Some records

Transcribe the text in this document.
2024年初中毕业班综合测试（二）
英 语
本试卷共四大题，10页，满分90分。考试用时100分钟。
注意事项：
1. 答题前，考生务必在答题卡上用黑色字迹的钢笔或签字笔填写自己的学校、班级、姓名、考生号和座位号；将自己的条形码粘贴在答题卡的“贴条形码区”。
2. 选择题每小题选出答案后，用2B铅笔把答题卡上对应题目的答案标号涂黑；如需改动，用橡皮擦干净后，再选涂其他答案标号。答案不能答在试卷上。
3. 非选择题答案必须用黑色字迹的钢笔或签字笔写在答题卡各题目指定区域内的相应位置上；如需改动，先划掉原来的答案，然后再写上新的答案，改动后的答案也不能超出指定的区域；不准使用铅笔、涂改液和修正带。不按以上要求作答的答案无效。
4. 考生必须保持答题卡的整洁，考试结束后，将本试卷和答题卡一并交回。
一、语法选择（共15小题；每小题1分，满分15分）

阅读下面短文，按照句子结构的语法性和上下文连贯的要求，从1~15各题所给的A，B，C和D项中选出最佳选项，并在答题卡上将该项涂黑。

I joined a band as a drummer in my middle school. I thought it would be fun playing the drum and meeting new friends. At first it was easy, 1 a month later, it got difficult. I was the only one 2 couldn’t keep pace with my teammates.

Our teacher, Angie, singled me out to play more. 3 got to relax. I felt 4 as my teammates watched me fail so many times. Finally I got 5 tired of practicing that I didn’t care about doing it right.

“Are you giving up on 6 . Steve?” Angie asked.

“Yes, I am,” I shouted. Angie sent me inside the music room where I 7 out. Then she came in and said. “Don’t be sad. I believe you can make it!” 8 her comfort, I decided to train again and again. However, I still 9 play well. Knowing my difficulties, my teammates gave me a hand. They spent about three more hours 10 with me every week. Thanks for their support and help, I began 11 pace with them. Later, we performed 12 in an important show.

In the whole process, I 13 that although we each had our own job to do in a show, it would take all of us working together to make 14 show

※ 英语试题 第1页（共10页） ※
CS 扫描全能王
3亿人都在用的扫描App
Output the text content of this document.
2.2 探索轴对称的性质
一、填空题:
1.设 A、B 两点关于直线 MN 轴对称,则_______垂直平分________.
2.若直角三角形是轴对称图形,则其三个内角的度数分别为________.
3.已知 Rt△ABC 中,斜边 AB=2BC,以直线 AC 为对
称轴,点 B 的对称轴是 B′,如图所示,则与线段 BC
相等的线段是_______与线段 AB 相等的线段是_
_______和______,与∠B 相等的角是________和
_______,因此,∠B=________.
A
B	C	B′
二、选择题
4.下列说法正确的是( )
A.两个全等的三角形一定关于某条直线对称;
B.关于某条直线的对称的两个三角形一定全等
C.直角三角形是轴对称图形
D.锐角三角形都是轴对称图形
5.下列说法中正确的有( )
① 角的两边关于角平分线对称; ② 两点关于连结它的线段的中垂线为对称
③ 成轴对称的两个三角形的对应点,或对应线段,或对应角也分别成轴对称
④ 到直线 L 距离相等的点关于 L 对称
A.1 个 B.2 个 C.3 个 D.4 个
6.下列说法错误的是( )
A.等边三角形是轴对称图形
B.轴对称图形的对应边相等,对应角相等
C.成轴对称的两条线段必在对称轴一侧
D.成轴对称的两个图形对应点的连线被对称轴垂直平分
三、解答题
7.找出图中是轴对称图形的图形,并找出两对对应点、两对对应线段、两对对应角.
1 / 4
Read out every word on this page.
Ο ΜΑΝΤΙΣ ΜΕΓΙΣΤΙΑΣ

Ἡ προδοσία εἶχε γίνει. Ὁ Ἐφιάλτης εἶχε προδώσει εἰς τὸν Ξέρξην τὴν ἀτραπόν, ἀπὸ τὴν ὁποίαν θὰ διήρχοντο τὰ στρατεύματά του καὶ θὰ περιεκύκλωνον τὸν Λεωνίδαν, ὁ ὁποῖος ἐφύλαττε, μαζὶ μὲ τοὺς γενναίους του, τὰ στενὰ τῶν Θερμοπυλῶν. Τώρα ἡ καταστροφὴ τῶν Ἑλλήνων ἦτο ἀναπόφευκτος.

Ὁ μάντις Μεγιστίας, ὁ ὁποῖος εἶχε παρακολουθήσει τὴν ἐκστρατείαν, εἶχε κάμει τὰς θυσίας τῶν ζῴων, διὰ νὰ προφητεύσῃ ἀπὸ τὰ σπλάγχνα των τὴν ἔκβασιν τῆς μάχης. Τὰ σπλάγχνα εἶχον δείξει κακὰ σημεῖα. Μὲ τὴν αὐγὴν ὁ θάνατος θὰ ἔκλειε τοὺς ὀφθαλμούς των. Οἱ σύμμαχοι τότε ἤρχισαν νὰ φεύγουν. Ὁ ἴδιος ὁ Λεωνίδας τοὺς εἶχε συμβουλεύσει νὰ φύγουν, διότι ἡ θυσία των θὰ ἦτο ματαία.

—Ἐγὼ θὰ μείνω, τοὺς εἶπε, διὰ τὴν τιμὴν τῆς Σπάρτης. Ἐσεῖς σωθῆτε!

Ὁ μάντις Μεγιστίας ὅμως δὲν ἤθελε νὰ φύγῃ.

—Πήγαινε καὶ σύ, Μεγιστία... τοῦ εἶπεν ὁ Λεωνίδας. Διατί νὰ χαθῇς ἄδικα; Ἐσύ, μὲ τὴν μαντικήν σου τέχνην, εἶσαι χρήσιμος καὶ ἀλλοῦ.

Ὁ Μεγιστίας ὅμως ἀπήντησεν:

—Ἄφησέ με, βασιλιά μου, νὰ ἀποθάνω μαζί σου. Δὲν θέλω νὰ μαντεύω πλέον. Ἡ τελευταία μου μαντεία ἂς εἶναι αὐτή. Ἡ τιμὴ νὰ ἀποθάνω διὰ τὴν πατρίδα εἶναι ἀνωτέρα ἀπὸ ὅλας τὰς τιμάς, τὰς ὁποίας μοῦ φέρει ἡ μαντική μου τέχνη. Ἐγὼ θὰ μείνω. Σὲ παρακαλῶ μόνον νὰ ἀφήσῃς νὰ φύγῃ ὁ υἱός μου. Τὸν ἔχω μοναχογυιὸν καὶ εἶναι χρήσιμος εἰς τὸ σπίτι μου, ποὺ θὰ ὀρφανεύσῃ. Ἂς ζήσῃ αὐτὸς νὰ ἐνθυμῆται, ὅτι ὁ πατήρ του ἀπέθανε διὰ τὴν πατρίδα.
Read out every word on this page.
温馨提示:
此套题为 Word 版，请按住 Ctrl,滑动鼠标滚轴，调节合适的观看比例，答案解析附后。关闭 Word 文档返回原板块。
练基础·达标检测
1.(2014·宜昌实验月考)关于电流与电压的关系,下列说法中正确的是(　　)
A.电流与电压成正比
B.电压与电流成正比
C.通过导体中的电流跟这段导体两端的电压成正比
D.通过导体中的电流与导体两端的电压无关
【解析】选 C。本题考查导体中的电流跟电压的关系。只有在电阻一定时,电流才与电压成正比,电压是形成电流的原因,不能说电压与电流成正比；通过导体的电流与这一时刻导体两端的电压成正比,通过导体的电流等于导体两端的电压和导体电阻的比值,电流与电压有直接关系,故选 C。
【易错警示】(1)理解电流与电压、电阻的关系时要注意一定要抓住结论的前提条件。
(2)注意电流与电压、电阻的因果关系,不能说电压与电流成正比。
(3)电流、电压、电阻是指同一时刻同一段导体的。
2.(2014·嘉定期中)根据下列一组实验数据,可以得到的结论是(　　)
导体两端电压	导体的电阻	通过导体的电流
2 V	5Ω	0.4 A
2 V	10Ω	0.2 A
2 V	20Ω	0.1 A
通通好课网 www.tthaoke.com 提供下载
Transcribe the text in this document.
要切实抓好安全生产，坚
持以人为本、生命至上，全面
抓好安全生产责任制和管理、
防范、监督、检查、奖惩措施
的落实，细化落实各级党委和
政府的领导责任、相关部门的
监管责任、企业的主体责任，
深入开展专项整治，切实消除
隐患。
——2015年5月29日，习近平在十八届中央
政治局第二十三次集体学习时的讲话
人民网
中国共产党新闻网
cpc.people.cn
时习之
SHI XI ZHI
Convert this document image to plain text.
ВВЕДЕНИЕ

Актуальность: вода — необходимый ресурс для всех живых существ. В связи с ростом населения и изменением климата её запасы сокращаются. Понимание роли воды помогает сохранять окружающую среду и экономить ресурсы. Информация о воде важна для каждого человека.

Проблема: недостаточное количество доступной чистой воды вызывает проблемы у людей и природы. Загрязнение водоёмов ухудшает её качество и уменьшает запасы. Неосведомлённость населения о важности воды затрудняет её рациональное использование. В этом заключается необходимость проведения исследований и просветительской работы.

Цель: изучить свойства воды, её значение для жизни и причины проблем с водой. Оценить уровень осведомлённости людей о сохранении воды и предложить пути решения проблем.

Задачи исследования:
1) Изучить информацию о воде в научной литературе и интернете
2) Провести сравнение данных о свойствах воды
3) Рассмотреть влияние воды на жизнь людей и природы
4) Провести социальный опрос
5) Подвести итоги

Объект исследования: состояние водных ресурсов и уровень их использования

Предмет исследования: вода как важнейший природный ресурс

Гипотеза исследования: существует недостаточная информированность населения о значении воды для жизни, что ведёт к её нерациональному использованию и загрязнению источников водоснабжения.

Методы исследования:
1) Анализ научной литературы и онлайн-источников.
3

§ **What to do**: Gather up every line in the data above that contains the word "Провести", copying each one.

§ **Solution to this task**:
2) Провести сравнение данных о свойствах воды
4) Провести социальный опрос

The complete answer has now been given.